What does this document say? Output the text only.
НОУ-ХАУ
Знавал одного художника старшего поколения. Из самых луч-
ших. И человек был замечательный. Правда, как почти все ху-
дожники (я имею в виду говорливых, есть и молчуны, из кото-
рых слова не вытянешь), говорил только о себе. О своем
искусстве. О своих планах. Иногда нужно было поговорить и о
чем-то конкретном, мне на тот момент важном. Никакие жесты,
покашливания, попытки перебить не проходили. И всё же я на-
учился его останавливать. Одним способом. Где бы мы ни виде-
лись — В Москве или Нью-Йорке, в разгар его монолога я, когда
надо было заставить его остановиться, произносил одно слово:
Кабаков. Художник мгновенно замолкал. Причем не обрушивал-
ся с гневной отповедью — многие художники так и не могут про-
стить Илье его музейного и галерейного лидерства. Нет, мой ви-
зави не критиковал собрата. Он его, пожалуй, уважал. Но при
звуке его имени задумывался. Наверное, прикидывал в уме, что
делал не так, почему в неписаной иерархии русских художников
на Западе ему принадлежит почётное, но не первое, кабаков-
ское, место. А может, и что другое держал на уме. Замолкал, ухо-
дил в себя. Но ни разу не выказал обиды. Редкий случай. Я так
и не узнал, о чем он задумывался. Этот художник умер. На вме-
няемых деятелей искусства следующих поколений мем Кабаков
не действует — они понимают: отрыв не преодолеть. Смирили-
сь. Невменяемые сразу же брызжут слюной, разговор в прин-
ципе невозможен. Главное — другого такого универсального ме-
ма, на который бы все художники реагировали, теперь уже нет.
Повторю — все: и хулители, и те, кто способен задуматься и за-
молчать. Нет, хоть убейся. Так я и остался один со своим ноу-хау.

☆ ☆ ☆ ☆ ☆

### What to do
Transcribe the material above in its entirety. Match it exactly.

### The result
What does this document say? Output the text only.
НОУ-ХАУ
Знавал одного художника старшего поколения. Из самых луч-
ших. И человек был замечательный. Правда, как почти все ху-
дожники (я имею в виду говорливых, есть и молчуны, из кото-
рых слова не вытянешь), говорил только о себе. О своем
искусстве. О своих планах. Иногда нужно было поговорить и о
чем-то конкретном, мне на тот момент важном. Никакие жесты,
покашливания, попытки перебить не проходили. И всё же я на-
учился его останавливать. Одним способом. Где бы мы ни виде-
лись — В Москве или Нью-Йорке, в разгар его монолога я, когда
надо было заставить его остановиться, произносил одно слово:
Кабаков. Художник мгновенно замолкал. Причем не обрушивал-
ся с гневной отповедью — многие художники так и не могут про-
стить Илье его музейного и галерейного лидерства. Нет, мой ви-
зави не критиковал собрата. Он его, пожалуй, уважал. Но при
звуке его имени задумывался. Наверное, прикидывал в уме, что
делал не так, почему в неписаной иерархии русских художников
на Западе ему принадлежит почётное, но не первое, кабаков-
ское, место. А может, и что другое держал на уме. Замолкал, ухо-
дил в себя. Но ни разу не выказал обиды. Редкий случай. Я так
и не узнал, о чем он задумывался. Этот художник умер. На вме-
няемых деятелей искусства следующих поколений мем Кабаков
не действует — они понимают: отрыв не преодолеть. Смирили-
сь. Невменяемые сразу же брызжут слюной, разговор в прин-
ципе невозможен. Главное — другого такого универсального ме-
ма, на который бы все художники реагировали, теперь уже нет.
Повторю — все: и хулители, и те, кто способен задуматься и за-
молчать. Нет, хоть убейся. Так я и остался один со своим ноу-хау.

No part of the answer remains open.